-------- TASK DATA --------
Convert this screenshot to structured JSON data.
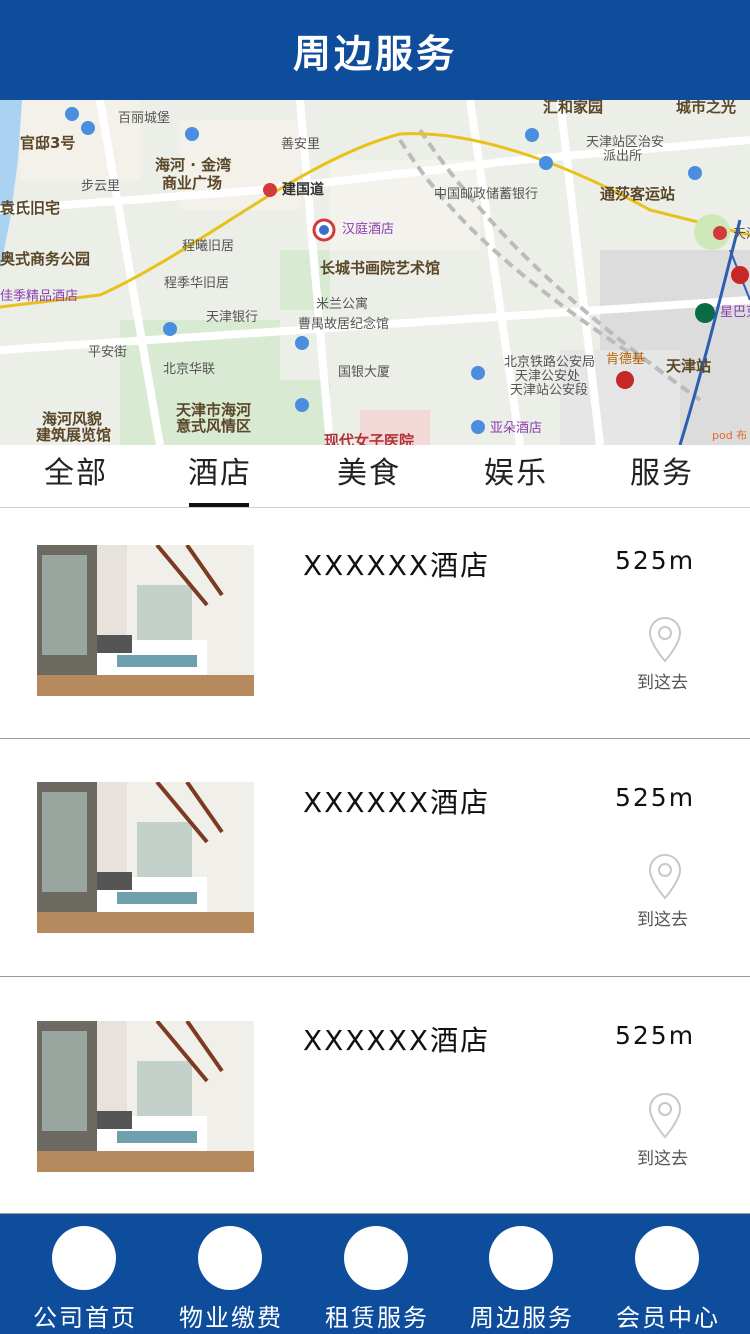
{
  "header": {
    "title": "周边服务"
  },
  "map": {
    "labels": {
      "huiheyuan": "汇和家园",
      "chengshi": "城市之光",
      "guanxing": "官邸3号",
      "bailicheng": "百丽城堡",
      "tianjinzhan_police": "天津站区治安",
      "paichusuo": "派出所",
      "haihe1": "海河 · 金湾",
      "haihe2": "商业广场",
      "shanan": "善安里",
      "jianguodao": "建国道",
      "bujing": "步云里",
      "yuanshi": "袁氏旧宅",
      "postal": "中国邮政储蓄银行",
      "tongsha": "通莎客运站",
      "hanting": "汉庭酒店",
      "changcheng": "长城书画院艺术馆",
      "chenghui": "程曦旧居",
      "aoshi": "奥式商务公园",
      "jingpin": "佳季精品酒店",
      "chengji": "程季华旧居",
      "tianjinbank": "天津银行",
      "milan": "米兰公寓",
      "caoyu": "曹禺故居纪念馆",
      "xingba": "星巴克",
      "pingan": "平安街",
      "beijinghl": "北京华联",
      "guoyin": "国银大厦",
      "police1": "北京铁路公安局",
      "police2": "天津公安处",
      "police3": "天津站公安段",
      "kfc": "肯德基",
      "tjzhan": "天津站",
      "haihe_fm1": "海河风貌",
      "haihe_fm2": "建筑展览馆",
      "tjfq1": "天津市海河",
      "tjfq2": "意式风情区",
      "yaduo": "亚朵酒店",
      "nvzi": "现代女子医院",
      "tianjin_edge": "天津",
      "pod": "pod 布"
    }
  },
  "tabs": [
    {
      "label": "全部"
    },
    {
      "label": "酒店"
    },
    {
      "label": "美食"
    },
    {
      "label": "娱乐"
    },
    {
      "label": "服务"
    }
  ],
  "active_tab": "酒店",
  "list": [
    {
      "name": "XXXXXX酒店",
      "distance": "525m",
      "goto": "到这去"
    },
    {
      "name": "XXXXXX酒店",
      "distance": "525m",
      "goto": "到这去"
    },
    {
      "name": "XXXXXX酒店",
      "distance": "525m",
      "goto": "到这去"
    }
  ],
  "nav": [
    {
      "label": "公司首页"
    },
    {
      "label": "物业缴费"
    },
    {
      "label": "租赁服务"
    },
    {
      "label": "周边服务"
    },
    {
      "label": "会员中心"
    }
  ],
  "colors": {
    "brand": "#0e4c9c"
  }
}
--------
# WHAT THE TASK ASKS:
Quote the entries above word for word. Leave the images out.

# SOLUTION TO THE PROBLEM:
Convert this screenshot to structured JSON data.
{
  "header": {
    "title": "周边服务"
  },
  "map": {
    "labels": {
      "huiheyuan": "汇和家园",
      "chengshi": "城市之光",
      "guanxing": "官邸3号",
      "bailicheng": "百丽城堡",
      "tianjinzhan_police": "天津站区治安",
      "paichusuo": "派出所",
      "haihe1": "海河 · 金湾",
      "haihe2": "商业广场",
      "shanan": "善安里",
      "jianguodao": "建国道",
      "bujing": "步云里",
      "yuanshi": "袁氏旧宅",
      "postal": "中国邮政储蓄银行",
      "tongsha": "通莎客运站",
      "hanting": "汉庭酒店",
      "changcheng": "长城书画院艺术馆",
      "chenghui": "程曦旧居",
      "aoshi": "奥式商务公园",
      "jingpin": "佳季精品酒店",
      "chengji": "程季华旧居",
      "tianjinbank": "天津银行",
      "milan": "米兰公寓",
      "caoyu": "曹禺故居纪念馆",
      "xingba": "星巴克",
      "pingan": "平安街",
      "beijinghl": "北京华联",
      "guoyin": "国银大厦",
      "police1": "北京铁路公安局",
      "police2": "天津公安处",
      "police3": "天津站公安段",
      "kfc": "肯德基",
      "tjzhan": "天津站",
      "haihe_fm1": "海河风貌",
      "haihe_fm2": "建筑展览馆",
      "tjfq1": "天津市海河",
      "tjfq2": "意式风情区",
      "yaduo": "亚朵酒店",
      "nvzi": "现代女子医院",
      "tianjin_edge": "天津",
      "pod": "pod 布"
    }
  },
  "tabs": [
    {
      "label": "全部"
    },
    {
      "label": "酒店"
    },
    {
      "label": "美食"
    },
    {
      "label": "娱乐"
    },
    {
      "label": "服务"
    }
  ],
  "active_tab": "酒店",
  "list": [
    {
      "name": "XXXXXX酒店",
      "distance": "525m",
      "goto": "到这去"
    },
    {
      "name": "XXXXXX酒店",
      "distance": "525m",
      "goto": "到这去"
    },
    {
      "name": "XXXXXX酒店",
      "distance": "525m",
      "goto": "到这去"
    }
  ],
  "nav": [
    {
      "label": "公司首页"
    },
    {
      "label": "物业缴费"
    },
    {
      "label": "租赁服务"
    },
    {
      "label": "周边服务"
    },
    {
      "label": "会员中心"
    }
  ],
  "colors": {
    "brand": "#0e4c9c"
  }
}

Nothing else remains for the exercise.